Start of Given entries

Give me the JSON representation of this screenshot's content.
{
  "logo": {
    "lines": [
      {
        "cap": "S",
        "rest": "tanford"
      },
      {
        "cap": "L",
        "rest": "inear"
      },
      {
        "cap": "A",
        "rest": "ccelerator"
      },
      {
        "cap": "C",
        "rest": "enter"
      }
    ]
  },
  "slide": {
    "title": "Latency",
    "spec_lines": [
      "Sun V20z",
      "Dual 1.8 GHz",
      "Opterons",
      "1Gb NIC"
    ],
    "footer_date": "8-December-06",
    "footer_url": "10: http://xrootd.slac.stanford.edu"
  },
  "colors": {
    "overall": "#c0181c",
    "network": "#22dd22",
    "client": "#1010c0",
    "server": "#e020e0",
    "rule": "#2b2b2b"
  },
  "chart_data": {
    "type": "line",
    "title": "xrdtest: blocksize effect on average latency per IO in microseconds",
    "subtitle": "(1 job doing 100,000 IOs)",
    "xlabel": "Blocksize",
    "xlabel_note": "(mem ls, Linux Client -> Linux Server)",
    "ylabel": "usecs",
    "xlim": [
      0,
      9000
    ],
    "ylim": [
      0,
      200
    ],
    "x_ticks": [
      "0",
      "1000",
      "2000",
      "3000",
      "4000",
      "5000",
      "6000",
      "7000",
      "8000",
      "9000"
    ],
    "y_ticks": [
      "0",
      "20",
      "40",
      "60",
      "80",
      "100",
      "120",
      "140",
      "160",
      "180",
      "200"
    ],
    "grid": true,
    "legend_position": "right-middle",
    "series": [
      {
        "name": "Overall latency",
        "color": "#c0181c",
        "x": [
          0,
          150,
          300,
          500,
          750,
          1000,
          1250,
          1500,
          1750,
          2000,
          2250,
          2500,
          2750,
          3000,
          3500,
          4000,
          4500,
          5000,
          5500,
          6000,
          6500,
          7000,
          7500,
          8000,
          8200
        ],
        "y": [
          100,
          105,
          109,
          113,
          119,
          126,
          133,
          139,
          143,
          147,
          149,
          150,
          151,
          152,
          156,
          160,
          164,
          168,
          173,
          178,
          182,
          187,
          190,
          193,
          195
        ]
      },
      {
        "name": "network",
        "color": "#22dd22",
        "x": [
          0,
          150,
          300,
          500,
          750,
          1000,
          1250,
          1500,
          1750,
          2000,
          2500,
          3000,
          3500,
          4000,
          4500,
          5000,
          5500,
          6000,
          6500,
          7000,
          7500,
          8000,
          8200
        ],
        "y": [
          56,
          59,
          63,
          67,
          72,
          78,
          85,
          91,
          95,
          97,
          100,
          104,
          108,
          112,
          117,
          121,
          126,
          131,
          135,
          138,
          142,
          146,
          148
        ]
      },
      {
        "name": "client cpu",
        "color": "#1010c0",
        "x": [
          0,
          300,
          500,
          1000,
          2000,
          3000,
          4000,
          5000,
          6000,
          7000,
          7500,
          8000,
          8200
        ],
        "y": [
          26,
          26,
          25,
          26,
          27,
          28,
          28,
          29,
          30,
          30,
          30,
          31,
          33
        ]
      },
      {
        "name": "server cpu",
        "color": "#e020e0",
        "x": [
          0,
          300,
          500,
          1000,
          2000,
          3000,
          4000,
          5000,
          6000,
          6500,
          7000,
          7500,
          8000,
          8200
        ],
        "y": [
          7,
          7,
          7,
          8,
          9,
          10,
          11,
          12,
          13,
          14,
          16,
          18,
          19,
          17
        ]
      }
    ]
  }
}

End of Given entries

What you will do: Lines of the material that contain the word "rest" are to be gathered.

Expected answer:
        "rest": "tanford"
        "rest": "inear"
        "rest": "ccelerator"
        "rest": "enter"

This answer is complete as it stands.